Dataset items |
╔══

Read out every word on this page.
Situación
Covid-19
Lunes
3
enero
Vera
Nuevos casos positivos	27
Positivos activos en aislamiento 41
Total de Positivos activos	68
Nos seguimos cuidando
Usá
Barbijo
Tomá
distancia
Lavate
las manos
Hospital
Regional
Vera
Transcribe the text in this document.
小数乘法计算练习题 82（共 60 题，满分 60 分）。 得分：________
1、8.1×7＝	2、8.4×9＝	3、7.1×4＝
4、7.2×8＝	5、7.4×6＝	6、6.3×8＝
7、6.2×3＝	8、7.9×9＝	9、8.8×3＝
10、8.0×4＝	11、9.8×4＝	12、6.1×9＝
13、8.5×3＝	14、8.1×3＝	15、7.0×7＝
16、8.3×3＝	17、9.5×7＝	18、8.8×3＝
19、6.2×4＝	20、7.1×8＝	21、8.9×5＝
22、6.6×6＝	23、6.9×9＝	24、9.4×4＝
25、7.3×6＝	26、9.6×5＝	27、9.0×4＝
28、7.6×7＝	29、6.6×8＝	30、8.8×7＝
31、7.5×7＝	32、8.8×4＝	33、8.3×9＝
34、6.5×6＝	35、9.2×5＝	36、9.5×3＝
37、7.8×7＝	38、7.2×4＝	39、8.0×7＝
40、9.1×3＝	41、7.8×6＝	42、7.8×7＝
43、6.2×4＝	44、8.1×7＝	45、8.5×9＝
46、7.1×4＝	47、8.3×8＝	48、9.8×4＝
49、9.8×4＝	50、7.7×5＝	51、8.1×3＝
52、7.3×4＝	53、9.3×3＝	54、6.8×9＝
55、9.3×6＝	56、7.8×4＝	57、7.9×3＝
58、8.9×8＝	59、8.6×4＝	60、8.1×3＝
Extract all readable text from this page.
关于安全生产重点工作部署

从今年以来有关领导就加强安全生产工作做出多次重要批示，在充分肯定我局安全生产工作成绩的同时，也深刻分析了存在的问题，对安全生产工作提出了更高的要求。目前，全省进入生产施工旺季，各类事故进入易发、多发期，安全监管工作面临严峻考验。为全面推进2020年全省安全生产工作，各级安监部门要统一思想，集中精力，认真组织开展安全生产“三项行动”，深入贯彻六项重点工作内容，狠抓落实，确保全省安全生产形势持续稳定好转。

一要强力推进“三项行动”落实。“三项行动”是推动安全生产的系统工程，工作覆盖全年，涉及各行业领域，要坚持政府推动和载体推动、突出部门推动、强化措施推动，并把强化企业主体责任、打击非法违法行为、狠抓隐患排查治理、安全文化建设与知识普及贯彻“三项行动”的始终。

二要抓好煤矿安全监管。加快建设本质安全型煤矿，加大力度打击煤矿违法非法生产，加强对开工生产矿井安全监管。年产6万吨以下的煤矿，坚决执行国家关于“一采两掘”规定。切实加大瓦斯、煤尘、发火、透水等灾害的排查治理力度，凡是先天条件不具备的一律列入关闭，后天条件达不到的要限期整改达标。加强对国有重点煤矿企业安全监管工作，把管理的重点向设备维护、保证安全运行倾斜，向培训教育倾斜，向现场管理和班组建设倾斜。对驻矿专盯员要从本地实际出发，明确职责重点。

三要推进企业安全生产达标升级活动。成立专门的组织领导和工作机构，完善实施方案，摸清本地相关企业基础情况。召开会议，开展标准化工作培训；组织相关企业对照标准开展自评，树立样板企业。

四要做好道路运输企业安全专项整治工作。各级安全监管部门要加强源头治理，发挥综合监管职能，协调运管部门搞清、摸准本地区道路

╚══

PROBLEM DESCRIPTION |
Search the material above for "activos". Pull out each line where it shows up.

RESULT OF THIS EXERCISE |
Positivos activos en aislamiento 41
Total de Positivos activos	68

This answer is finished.